Begin Data for the task

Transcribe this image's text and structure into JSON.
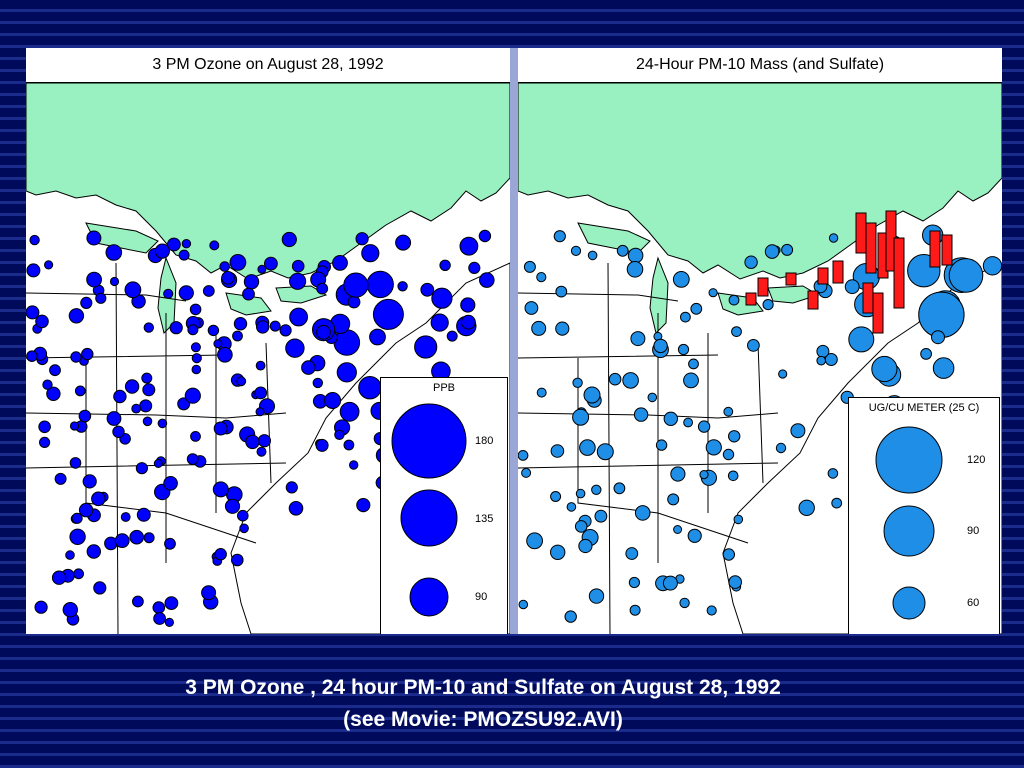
{
  "left_panel": {
    "title": "3 PM Ozone on August 28, 1992",
    "legend": {
      "title": "PPB",
      "values": [
        "180",
        "135",
        "90"
      ]
    },
    "marker_color": "#0000ff"
  },
  "right_panel": {
    "title": "24-Hour PM-10 Mass (and Sulfate)",
    "legend": {
      "title": "UG/CU METER (25 C)",
      "values": [
        "120",
        "90",
        "60"
      ]
    },
    "marker_color": "#1e8ee6",
    "sulfate_bar_color": "#ff1a1a"
  },
  "map_colors": {
    "land": "#ffffff",
    "water": "#99f0c0",
    "borders": "#000000"
  },
  "caption": {
    "line1": "3 PM Ozone , 24 hour PM-10 and Sulfate on August 28, 1992",
    "line2": "(see Movie: PMOZSU92.AVI)"
  }
}
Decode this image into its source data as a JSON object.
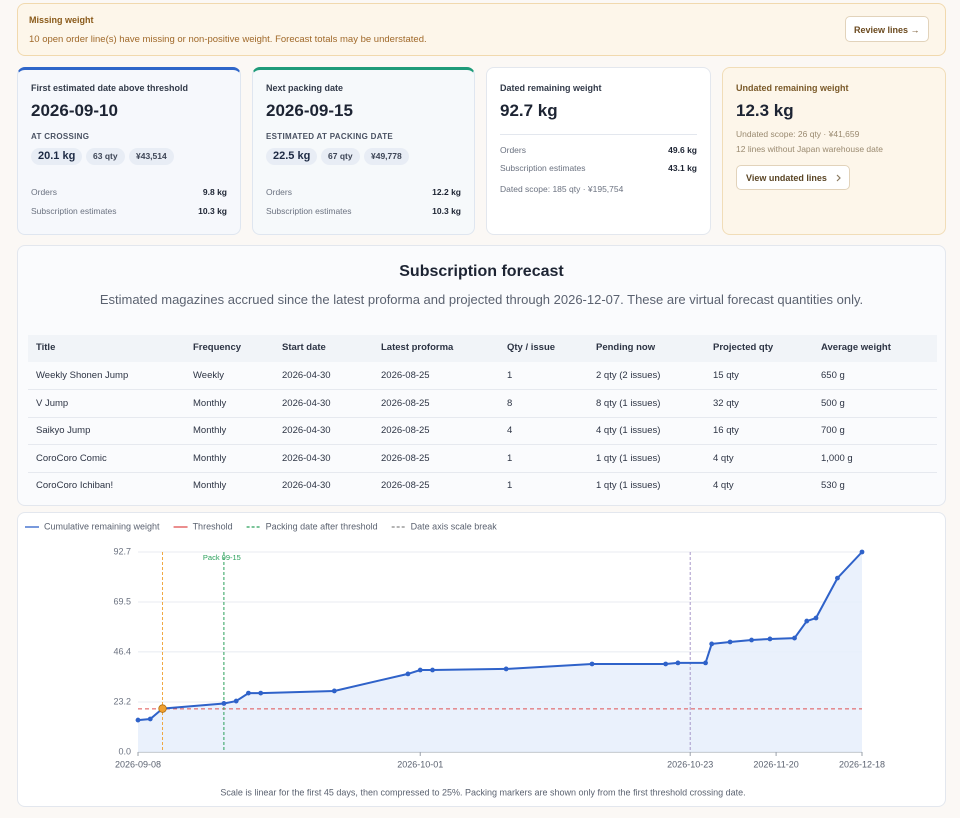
{
  "alert": {
    "title": "Missing weight",
    "message": "10 open order line(s) have missing or non-positive weight. Forecast totals may be understated.",
    "button": "Review lines →"
  },
  "cards": [
    {
      "title": "First estimated date above threshold",
      "value": "2026-09-10",
      "sublabel": "AT CROSSING",
      "chips": [
        "20.1 kg",
        "63 qty",
        "¥43,514"
      ],
      "rows": [
        [
          "Orders",
          "9.8 kg"
        ],
        [
          "Subscription estimates",
          "10.3 kg"
        ]
      ]
    },
    {
      "title": "Next packing date",
      "value": "2026-09-15",
      "sublabel": "ESTIMATED AT PACKING DATE",
      "chips": [
        "22.5 kg",
        "67 qty",
        "¥49,778"
      ],
      "rows": [
        [
          "Orders",
          "12.2 kg"
        ],
        [
          "Subscription estimates",
          "10.3 kg"
        ]
      ]
    },
    {
      "title": "Dated remaining weight",
      "value": "92.7 kg",
      "rows": [
        [
          "Orders",
          "49.6 kg"
        ],
        [
          "Subscription estimates",
          "43.1 kg"
        ]
      ],
      "notes": [
        "Dated scope: 185 qty · ¥195,754"
      ]
    },
    {
      "title": "Undated remaining weight",
      "value": "12.3 kg",
      "notes": [
        "Undated scope: 26 qty · ¥41,659",
        "12 lines without Japan warehouse date"
      ],
      "button": "View undated lines"
    }
  ],
  "forecast": {
    "title": "Subscription forecast",
    "subtitle": "Estimated magazines accrued since the latest proforma and projected through 2026-12-07. These are virtual forecast quantities only.",
    "columns": [
      "Title",
      "Frequency",
      "Start date",
      "Latest proforma",
      "Qty / issue",
      "Pending now",
      "Projected qty",
      "Average weight"
    ],
    "rows": [
      [
        "Weekly Shonen Jump",
        "Weekly",
        "2026-04-30",
        "2026-08-25",
        "1",
        "2 qty (2 issues)",
        "15 qty",
        "650 g"
      ],
      [
        "V Jump",
        "Monthly",
        "2026-04-30",
        "2026-08-25",
        "8",
        "8 qty (1 issues)",
        "32 qty",
        "500 g"
      ],
      [
        "Saikyo Jump",
        "Monthly",
        "2026-04-30",
        "2026-08-25",
        "4",
        "4 qty (1 issues)",
        "16 qty",
        "700 g"
      ],
      [
        "CoroCoro Comic",
        "Monthly",
        "2026-04-30",
        "2026-08-25",
        "1",
        "1 qty (1 issues)",
        "4 qty",
        "1,000 g"
      ],
      [
        "CoroCoro Ichiban!",
        "Monthly",
        "2026-04-30",
        "2026-08-25",
        "1",
        "1 qty (1 issues)",
        "4 qty",
        "530 g"
      ]
    ]
  },
  "chart_data": {
    "type": "line",
    "x": [
      "2026-09-08",
      "2026-09-09",
      "2026-09-10",
      "2026-09-15",
      "2026-09-16",
      "2026-09-17",
      "2026-09-18",
      "2026-09-24",
      "2026-09-30",
      "2026-10-01",
      "2026-10-02",
      "2026-10-08",
      "2026-10-15",
      "2026-10-21",
      "2026-10-22",
      "2026-10-28",
      "2026-10-30",
      "2026-11-05",
      "2026-11-12",
      "2026-11-18",
      "2026-11-26",
      "2026-11-30",
      "2026-12-03",
      "2026-12-10",
      "2026-12-18"
    ],
    "series": [
      {
        "name": "Cumulative remaining weight",
        "color": "#2f62c9",
        "values": [
          14.8,
          15.3,
          20.1,
          22.5,
          23.6,
          27.3,
          27.3,
          28.3,
          36.2,
          38.0,
          38.0,
          38.5,
          40.8,
          40.8,
          41.3,
          41.3,
          50.1,
          51.0,
          51.9,
          52.4,
          52.8,
          60.7,
          62.1,
          80.6,
          92.7
        ]
      }
    ],
    "threshold": {
      "name": "Threshold",
      "value": 20,
      "color": "#e05252"
    },
    "packing": {
      "name": "Packing date after threshold",
      "date": "2026-09-15",
      "label": "Pack 09-15",
      "color": "#2aa05a"
    },
    "scale_break": {
      "name": "Date axis scale break",
      "date": "2026-10-23",
      "factor": 0.25,
      "color": "#a897c9"
    },
    "crossing": {
      "date": "2026-09-10",
      "color": "#f0a030"
    },
    "xlim": [
      "2026-09-08",
      "2026-12-18"
    ],
    "xticks": [
      "2026-09-08",
      "2026-10-01",
      "2026-10-23",
      "2026-11-20",
      "2026-12-18"
    ],
    "ylim": [
      0,
      92.7
    ],
    "yticks": [
      {
        "value": 0,
        "label": "0.0"
      },
      23.2,
      46.4,
      69.5,
      92.7
    ],
    "grid": true,
    "area": true,
    "caption": "Scale is linear for the first 45 days, then compressed to 25%. Packing markers are shown only from the first threshold crossing date."
  }
}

End Data for the task

## Written request
Give the entries again without a single change, but with no pictures.

## Full output
Transcribe this image's text and structure into JSON.
{
  "left_panel": {
    "title": "3 PM Ozone on August 28, 1992",
    "legend": {
      "title": "PPB",
      "values": [
        "180",
        "135",
        "90"
      ]
    },
    "marker_color": "#0000ff"
  },
  "right_panel": {
    "title": "24-Hour PM-10 Mass (and Sulfate)",
    "legend": {
      "title": "UG/CU METER (25 C)",
      "values": [
        "120",
        "90",
        "60"
      ]
    },
    "marker_color": "#1e8ee6",
    "sulfate_bar_color": "#ff1a1a"
  },
  "map_colors": {
    "land": "#ffffff",
    "water": "#99f0c0",
    "borders": "#000000"
  },
  "caption": {
    "line1": "3 PM Ozone , 24 hour PM-10 and Sulfate on August 28, 1992",
    "line2": "(see Movie: PMOZSU92.AVI)"
  }
}
Decode this image into its source data as a JSON object.
{
  "alert": {
    "title": "Missing weight",
    "message": "10 open order line(s) have missing or non-positive weight. Forecast totals may be understated.",
    "button": "Review lines →"
  },
  "cards": [
    {
      "title": "First estimated date above threshold",
      "value": "2026-09-10",
      "sublabel": "AT CROSSING",
      "chips": [
        "20.1 kg",
        "63 qty",
        "¥43,514"
      ],
      "rows": [
        [
          "Orders",
          "9.8 kg"
        ],
        [
          "Subscription estimates",
          "10.3 kg"
        ]
      ]
    },
    {
      "title": "Next packing date",
      "value": "2026-09-15",
      "sublabel": "ESTIMATED AT PACKING DATE",
      "chips": [
        "22.5 kg",
        "67 qty",
        "¥49,778"
      ],
      "rows": [
        [
          "Orders",
          "12.2 kg"
        ],
        [
          "Subscription estimates",
          "10.3 kg"
        ]
      ]
    },
    {
      "title": "Dated remaining weight",
      "value": "92.7 kg",
      "rows": [
        [
          "Orders",
          "49.6 kg"
        ],
        [
          "Subscription estimates",
          "43.1 kg"
        ]
      ],
      "notes": [
        "Dated scope: 185 qty · ¥195,754"
      ]
    },
    {
      "title": "Undated remaining weight",
      "value": "12.3 kg",
      "notes": [
        "Undated scope: 26 qty · ¥41,659",
        "12 lines without Japan warehouse date"
      ],
      "button": "View undated lines"
    }
  ],
  "forecast": {
    "title": "Subscription forecast",
    "subtitle": "Estimated magazines accrued since the latest proforma and projected through 2026-12-07. These are virtual forecast quantities only.",
    "columns": [
      "Title",
      "Frequency",
      "Start date",
      "Latest proforma",
      "Qty / issue",
      "Pending now",
      "Projected qty",
      "Average weight"
    ],
    "rows": [
      [
        "Weekly Shonen Jump",
        "Weekly",
        "2026-04-30",
        "2026-08-25",
        "1",
        "2 qty (2 issues)",
        "15 qty",
        "650 g"
      ],
      [
        "V Jump",
        "Monthly",
        "2026-04-30",
        "2026-08-25",
        "8",
        "8 qty (1 issues)",
        "32 qty",
        "500 g"
      ],
      [
        "Saikyo Jump",
        "Monthly",
        "2026-04-30",
        "2026-08-25",
        "4",
        "4 qty (1 issues)",
        "16 qty",
        "700 g"
      ],
      [
        "CoroCoro Comic",
        "Monthly",
        "2026-04-30",
        "2026-08-25",
        "1",
        "1 qty (1 issues)",
        "4 qty",
        "1,000 g"
      ],
      [
        "CoroCoro Ichiban!",
        "Monthly",
        "2026-04-30",
        "2026-08-25",
        "1",
        "1 qty (1 issues)",
        "4 qty",
        "530 g"
      ]
    ]
  },
  "chart_data": {
    "type": "line",
    "x": [
      "2026-09-08",
      "2026-09-09",
      "2026-09-10",
      "2026-09-15",
      "2026-09-16",
      "2026-09-17",
      "2026-09-18",
      "2026-09-24",
      "2026-09-30",
      "2026-10-01",
      "2026-10-02",
      "2026-10-08",
      "2026-10-15",
      "2026-10-21",
      "2026-10-22",
      "2026-10-28",
      "2026-10-30",
      "2026-11-05",
      "2026-11-12",
      "2026-11-18",
      "2026-11-26",
      "2026-11-30",
      "2026-12-03",
      "2026-12-10",
      "2026-12-18"
    ],
    "series": [
      {
        "name": "Cumulative remaining weight",
        "color": "#2f62c9",
        "values": [
          14.8,
          15.3,
          20.1,
          22.5,
          23.6,
          27.3,
          27.3,
          28.3,
          36.2,
          38.0,
          38.0,
          38.5,
          40.8,
          40.8,
          41.3,
          41.3,
          50.1,
          51.0,
          51.9,
          52.4,
          52.8,
          60.7,
          62.1,
          80.6,
          92.7
        ]
      }
    ],
    "threshold": {
      "name": "Threshold",
      "value": 20,
      "color": "#e05252"
    },
    "packing": {
      "name": "Packing date after threshold",
      "date": "2026-09-15",
      "label": "Pack 09-15",
      "color": "#2aa05a"
    },
    "scale_break": {
      "name": "Date axis scale break",
      "date": "2026-10-23",
      "factor": 0.25,
      "color": "#a897c9"
    },
    "crossing": {
      "date": "2026-09-10",
      "color": "#f0a030"
    },
    "xlim": [
      "2026-09-08",
      "2026-12-18"
    ],
    "xticks": [
      "2026-09-08",
      "2026-10-01",
      "2026-10-23",
      "2026-11-20",
      "2026-12-18"
    ],
    "ylim": [
      0,
      92.7
    ],
    "yticks": [
      {
        "value": 0,
        "label": "0.0"
      },
      23.2,
      46.4,
      69.5,
      92.7
    ],
    "grid": true,
    "area": true,
    "caption": "Scale is linear for the first 45 days, then compressed to 25%. Packing markers are shown only from the first threshold crossing date."
  }
}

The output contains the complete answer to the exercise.